=== Given records ===
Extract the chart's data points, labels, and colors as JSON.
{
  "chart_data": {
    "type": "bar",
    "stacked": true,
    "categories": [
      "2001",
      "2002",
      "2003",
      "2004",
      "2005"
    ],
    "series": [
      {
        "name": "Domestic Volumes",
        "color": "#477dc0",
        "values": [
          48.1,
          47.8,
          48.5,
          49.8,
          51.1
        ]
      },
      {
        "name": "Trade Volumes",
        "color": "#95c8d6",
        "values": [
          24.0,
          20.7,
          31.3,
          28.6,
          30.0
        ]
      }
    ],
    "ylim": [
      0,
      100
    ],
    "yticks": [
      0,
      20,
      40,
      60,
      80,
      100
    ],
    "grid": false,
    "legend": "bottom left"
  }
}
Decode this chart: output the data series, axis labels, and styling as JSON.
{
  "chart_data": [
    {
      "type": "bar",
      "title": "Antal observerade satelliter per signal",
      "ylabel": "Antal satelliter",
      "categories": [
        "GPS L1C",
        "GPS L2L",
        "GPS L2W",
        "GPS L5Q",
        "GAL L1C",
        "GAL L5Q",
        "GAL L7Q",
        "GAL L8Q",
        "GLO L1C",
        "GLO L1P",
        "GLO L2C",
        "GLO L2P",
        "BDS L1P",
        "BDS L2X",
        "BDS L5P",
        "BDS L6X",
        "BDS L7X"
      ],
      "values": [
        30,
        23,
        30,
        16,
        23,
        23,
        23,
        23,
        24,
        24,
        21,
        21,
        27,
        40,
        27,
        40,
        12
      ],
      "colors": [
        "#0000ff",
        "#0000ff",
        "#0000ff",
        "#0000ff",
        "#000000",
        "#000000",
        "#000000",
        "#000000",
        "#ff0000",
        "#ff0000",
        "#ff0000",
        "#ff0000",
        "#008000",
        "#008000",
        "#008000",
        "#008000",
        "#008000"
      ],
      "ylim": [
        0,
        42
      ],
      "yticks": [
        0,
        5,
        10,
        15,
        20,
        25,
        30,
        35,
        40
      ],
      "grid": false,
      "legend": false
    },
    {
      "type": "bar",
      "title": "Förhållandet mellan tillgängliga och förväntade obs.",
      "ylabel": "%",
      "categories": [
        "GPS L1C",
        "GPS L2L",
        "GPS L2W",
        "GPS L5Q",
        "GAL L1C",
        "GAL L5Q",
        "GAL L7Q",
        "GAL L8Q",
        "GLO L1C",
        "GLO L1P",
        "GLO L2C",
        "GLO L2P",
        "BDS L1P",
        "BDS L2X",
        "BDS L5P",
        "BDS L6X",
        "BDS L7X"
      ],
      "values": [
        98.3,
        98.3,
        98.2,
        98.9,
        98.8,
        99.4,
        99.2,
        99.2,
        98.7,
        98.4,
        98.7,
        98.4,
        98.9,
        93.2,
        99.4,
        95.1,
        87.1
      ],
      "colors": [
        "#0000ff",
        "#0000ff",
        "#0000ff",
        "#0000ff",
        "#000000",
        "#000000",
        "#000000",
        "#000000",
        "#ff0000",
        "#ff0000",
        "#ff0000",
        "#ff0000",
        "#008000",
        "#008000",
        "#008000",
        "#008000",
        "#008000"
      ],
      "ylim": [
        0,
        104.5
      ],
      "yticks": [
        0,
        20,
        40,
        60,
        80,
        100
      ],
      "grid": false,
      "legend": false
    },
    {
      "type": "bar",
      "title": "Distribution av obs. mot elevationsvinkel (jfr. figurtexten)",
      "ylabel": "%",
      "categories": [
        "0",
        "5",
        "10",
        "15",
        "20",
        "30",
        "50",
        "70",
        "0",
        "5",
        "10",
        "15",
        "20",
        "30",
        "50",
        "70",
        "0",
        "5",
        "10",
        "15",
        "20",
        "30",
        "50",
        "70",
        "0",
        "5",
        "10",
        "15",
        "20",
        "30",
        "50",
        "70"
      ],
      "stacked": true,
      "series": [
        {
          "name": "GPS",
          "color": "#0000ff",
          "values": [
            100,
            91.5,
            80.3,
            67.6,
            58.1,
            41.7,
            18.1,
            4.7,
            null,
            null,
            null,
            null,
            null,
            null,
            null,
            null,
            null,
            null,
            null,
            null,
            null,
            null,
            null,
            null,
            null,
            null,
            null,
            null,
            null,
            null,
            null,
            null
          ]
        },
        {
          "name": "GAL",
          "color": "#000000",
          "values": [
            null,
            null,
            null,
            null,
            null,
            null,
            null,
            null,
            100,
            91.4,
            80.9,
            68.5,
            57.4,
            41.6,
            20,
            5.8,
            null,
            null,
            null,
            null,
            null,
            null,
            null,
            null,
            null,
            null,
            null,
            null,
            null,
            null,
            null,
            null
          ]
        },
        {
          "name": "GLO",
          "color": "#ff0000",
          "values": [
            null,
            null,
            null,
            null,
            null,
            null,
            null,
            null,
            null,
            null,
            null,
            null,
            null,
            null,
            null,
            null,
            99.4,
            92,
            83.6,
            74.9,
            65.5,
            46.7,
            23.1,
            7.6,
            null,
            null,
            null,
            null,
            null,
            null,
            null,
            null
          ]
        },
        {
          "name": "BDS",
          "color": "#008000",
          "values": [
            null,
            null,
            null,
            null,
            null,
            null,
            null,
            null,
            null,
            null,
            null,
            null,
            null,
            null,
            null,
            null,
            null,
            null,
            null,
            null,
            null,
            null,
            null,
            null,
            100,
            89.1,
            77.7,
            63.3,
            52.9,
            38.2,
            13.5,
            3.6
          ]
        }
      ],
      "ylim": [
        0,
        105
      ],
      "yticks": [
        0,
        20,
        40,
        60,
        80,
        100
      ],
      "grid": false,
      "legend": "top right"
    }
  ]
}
===
Job.
List the lines of the entries that include "series".

Finished exercise.
    "series": [
Decode this chart: output the data series, axis labels, and styling as JSON.
      "series": [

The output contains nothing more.